[Instructions for the task]: The entries below are to be written out again without alteration.
---------- Input ----------
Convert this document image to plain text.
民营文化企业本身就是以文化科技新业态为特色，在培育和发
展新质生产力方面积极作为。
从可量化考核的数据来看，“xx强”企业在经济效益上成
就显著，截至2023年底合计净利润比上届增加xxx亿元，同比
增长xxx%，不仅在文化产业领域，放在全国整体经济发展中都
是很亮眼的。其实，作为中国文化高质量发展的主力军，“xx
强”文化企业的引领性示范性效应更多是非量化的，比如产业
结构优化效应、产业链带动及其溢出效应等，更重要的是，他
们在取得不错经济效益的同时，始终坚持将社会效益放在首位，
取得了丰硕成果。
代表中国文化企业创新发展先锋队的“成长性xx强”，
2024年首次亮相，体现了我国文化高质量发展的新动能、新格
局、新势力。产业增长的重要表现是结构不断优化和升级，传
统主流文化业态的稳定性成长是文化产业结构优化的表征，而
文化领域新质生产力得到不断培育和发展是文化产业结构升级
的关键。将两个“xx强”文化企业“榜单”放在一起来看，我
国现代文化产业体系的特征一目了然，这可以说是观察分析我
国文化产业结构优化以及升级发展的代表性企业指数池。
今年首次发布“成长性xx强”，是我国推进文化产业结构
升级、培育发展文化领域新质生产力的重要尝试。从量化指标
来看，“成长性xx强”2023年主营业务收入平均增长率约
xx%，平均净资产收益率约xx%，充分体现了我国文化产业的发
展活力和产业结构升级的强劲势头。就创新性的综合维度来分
----------
[Output below]:
Convert this document image to plain text.
民营文化企业本身就是以文化科技新业态为特色，在培育和发
展新质生产力方面积极作为。
从可量化考核的数据来看，“xx强”企业在经济效益上成
就显著，截至2023年底合计净利润比上届增加xxx亿元，同比
增长xxx%，不仅在文化产业领域，放在全国整体经济发展中都
是很亮眼的。其实，作为中国文化高质量发展的主力军，“xx
强”文化企业的引领性示范性效应更多是非量化的，比如产业
结构优化效应、产业链带动及其溢出效应等，更重要的是，他
们在取得不错经济效益的同时，始终坚持将社会效益放在首位，
取得了丰硕成果。
代表中国文化企业创新发展先锋队的“成长性xx强”，
2024年首次亮相，体现了我国文化高质量发展的新动能、新格
局、新势力。产业增长的重要表现是结构不断优化和升级，传
统主流文化业态的稳定性成长是文化产业结构优化的表征，而
文化领域新质生产力得到不断培育和发展是文化产业结构升级
的关键。将两个“xx强”文化企业“榜单”放在一起来看，我
国现代文化产业体系的特征一目了然，这可以说是观察分析我
国文化产业结构优化以及升级发展的代表性企业指数池。
今年首次发布“成长性xx强”，是我国推进文化产业结构
升级、培育发展文化领域新质生产力的重要尝试。从量化指标
来看，“成长性xx强”2023年主营业务收入平均增长率约
xx%，平均净资产收益率约xx%，充分体现了我国文化产业的发
展活力和产业结构升级的强劲势头。就创新性的综合维度来分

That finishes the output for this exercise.